GIVEN TEXT:
▽

INTERVIEW: 2nd Ascent of Talbot Horizon E9 6c by Jordan Buys

16 years after the first ascent by Lakes legend Dave Birkett, Jordan Buys has made the first repeat of Talbot Horizon​ E9 6c on Scafell East Buttress​.

Jordan Buys poses for the camera on Talbot Horizon, 178 kb
Jordan Buys poses for the camera on Talbot Horizon
© Liam Lonsdale

The route, a bold and deceptively steep arete in the centre of the crag, follows holds around both sides, with a crux boulder problem at half height involving some powerful moves above some very suspect gear (namely a sling on a loose block).

Jordan headed up to the East Buttress with Charlie Woodburn for the second time this year early on Monday morning. Their previous visit came at the same time as Britain's heatwave, with fell top temperatures of over 20C (in the sun) — note, they had nothing to do with the tumbling of the ‘Lords Rake block’ which fell down on that day too!

Lakes-based photographer Liam Lonsdale was on hand to shoot the ascent and caught up with Jordan afterwards to get his thoughts on the route.

What is it that originally attracted you to Talbot Horizon?

Well, I remembered a photo from an old ‘On The Edge’ magazine of the route that looked stunning. That, coupled with the bit in ‘Set In Stone’ where Dave [Birkett] is talking Al Lee through all of the aerates on that wall, and the fact that Talbot Horizon was not re-climbed for the film added an air of mystery about the whole thing.

Tell me about your experience of Scafell’s East Buttress, it’s an incredible crag (with an incredible approach too).

I had been up there a few years back and had a bit of an epic to be honest.

On the first afternoon in Wasdale, Andi Turner and I had nipped up to do Viking on Napes and thought we could just about squeeze in doing Napes Needle as well — getting back to Wasdale Head in time for grub at the pub. We miscalculated our speed, or rather slowness and ended up sprinting all the way down to get back in time.

The next morning we both had to drag ourselves out of our tents, groaning with two pairs of very dead legs. They were absolutely battered! Still, we decided on hiking up to East Buttress for a look as [Adam] Hocking had just done ‘Return of the King’ E9 6c and I was intrigued.

We got overtaken by everyone and their granny. The shame.

Andi led ‘Ichabod’ and I pretty much campussed up behind him, my legs apparently just there for show. We soon realised that just getting back to the car park was going to be a challenge and without wanting to burden Wasdale Mountain Rescue we headed down. We actually could only manage the descent by walking backwards ... it was less painful that way!

Several years later and remembering the whole experience through rose tinted spectacles, I was ready to go back ...

On your first day up there this year, you were “ill prepared” for the mountain conditions ... was this a bit of a steep learning curve?

[laughs] Yes, me and my short shorts. Well, it was a zillion degrees down by the lake the first visit so I packed super-alpine. I didn't think I’d need trousers or a massive jacket, but how different it can be up top! I learned quickly that there is only so high you can pull your socks up and only so low you can get your shorts to keep warm. We were pretty late in setting off for the crag too which meant we didn’t get up there until mid-afternoon and we needed to warm up too, climbing Lost Horizon to get a feel for the climbing on that part of the crag. It was pretty late when we finally started to try the route. At least with somewhere like Malham you can just pack for all weathers and not worry about the weight of your pack or the length of the approach!

△

TASK 1: Summarize the interview in two sentences.

Rows from a layout dataset

▽

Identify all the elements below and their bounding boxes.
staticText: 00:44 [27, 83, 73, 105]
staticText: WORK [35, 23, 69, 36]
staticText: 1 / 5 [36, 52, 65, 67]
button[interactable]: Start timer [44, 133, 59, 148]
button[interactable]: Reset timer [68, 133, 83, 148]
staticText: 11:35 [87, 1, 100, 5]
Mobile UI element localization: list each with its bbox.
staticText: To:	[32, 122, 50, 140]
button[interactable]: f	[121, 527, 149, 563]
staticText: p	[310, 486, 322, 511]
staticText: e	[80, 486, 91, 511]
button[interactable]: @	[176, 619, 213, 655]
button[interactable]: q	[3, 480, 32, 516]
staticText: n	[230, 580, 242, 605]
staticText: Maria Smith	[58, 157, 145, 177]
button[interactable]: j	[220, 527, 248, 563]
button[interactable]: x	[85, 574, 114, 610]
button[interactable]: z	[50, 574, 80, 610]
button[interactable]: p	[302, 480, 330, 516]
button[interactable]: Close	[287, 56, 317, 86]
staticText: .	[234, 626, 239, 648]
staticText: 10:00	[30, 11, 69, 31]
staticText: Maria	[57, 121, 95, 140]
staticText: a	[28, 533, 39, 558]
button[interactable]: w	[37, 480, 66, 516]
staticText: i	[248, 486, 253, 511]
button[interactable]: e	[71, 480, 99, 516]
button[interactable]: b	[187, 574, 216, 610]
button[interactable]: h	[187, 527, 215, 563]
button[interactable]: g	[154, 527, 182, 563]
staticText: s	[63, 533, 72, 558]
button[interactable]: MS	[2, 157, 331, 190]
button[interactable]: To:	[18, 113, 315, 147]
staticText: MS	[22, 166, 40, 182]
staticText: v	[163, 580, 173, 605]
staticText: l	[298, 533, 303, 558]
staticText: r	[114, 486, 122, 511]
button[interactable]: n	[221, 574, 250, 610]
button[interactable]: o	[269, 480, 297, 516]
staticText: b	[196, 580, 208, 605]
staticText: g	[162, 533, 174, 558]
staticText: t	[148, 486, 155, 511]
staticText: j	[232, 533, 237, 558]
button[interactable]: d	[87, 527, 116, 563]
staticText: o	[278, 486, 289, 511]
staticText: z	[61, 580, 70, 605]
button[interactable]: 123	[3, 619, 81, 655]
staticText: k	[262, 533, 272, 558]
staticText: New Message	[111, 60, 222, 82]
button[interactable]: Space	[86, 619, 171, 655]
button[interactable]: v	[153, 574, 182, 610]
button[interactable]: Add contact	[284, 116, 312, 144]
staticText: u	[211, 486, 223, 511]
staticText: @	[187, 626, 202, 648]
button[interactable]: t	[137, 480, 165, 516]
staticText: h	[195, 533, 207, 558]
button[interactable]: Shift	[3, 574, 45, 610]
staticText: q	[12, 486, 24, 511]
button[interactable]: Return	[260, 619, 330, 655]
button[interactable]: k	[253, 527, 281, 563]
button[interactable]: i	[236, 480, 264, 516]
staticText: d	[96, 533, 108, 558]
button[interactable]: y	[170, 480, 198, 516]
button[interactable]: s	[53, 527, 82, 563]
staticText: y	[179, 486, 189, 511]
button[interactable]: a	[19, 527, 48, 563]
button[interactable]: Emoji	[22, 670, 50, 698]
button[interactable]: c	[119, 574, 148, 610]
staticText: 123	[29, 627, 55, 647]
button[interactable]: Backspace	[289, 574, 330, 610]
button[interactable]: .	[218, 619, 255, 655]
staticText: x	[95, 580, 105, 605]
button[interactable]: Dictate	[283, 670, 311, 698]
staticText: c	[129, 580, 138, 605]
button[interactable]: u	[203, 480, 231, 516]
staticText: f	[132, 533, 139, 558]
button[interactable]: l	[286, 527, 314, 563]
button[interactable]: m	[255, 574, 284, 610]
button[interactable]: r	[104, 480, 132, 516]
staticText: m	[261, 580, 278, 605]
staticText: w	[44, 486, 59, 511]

△

TASK 2: Switch "interactable" to "clickable" in the rows, beginning with the first line of the rows and stopping after the line that contains "113, 315, 147]". Return only those lines, with nothing else changed.

EXERCISE OUTPUT 1: Sixteen years after Dave Birkett's first ascent, Jordan Buys has made the first repeat of Talbot Horizon E9 6c on Scafell East Buttress, a bold and deceptively steep arete with a powerful crux at half height above very suspect gear. Speaking afterwards to photographer Liam Lonsdale, Jordan describes what first attracted him to the route, an earlier exhausting trip to the East Buttress, and being ill prepared for the mountain conditions on his first visit this year.

EXERCISE OUTPUT 2:
Identify all the elements below and their bounding boxes.
staticText: 00:44 [27, 83, 73, 105]
staticText: WORK [35, 23, 69, 36]
staticText: 1 / 5 [36, 52, 65, 67]
button[clickable]: Start timer [44, 133, 59, 148]
button[clickable]: Reset timer [68, 133, 83, 148]
staticText: 11:35 [87, 1, 100, 5]
Mobile UI element localization: list each with its bbox.
staticText: To:	[32, 122, 50, 140]
button[clickable]: f	[121, 527, 149, 563]
staticText: p	[310, 486, 322, 511]
staticText: e	[80, 486, 91, 511]
button[clickable]: @	[176, 619, 213, 655]
button[clickable]: q	[3, 480, 32, 516]
staticText: n	[230, 580, 242, 605]
staticText: Maria Smith	[58, 157, 145, 177]
button[clickable]: j	[220, 527, 248, 563]
button[clickable]: x	[85, 574, 114, 610]
button[clickable]: z	[50, 574, 80, 610]
button[clickable]: p	[302, 480, 330, 516]
button[clickable]: Close	[287, 56, 317, 86]
staticText: .	[234, 626, 239, 648]
staticText: 10:00	[30, 11, 69, 31]
staticText: Maria	[57, 121, 95, 140]
staticText: a	[28, 533, 39, 558]
button[clickable]: w	[37, 480, 66, 516]
staticText: i	[248, 486, 253, 511]
button[clickable]: e	[71, 480, 99, 516]
button[clickable]: b	[187, 574, 216, 610]
button[clickable]: h	[187, 527, 215, 563]
button[clickable]: g	[154, 527, 182, 563]
staticText: s	[63, 533, 72, 558]
button[clickable]: MS	[2, 157, 331, 190]
button[clickable]: To:	[18, 113, 315, 147]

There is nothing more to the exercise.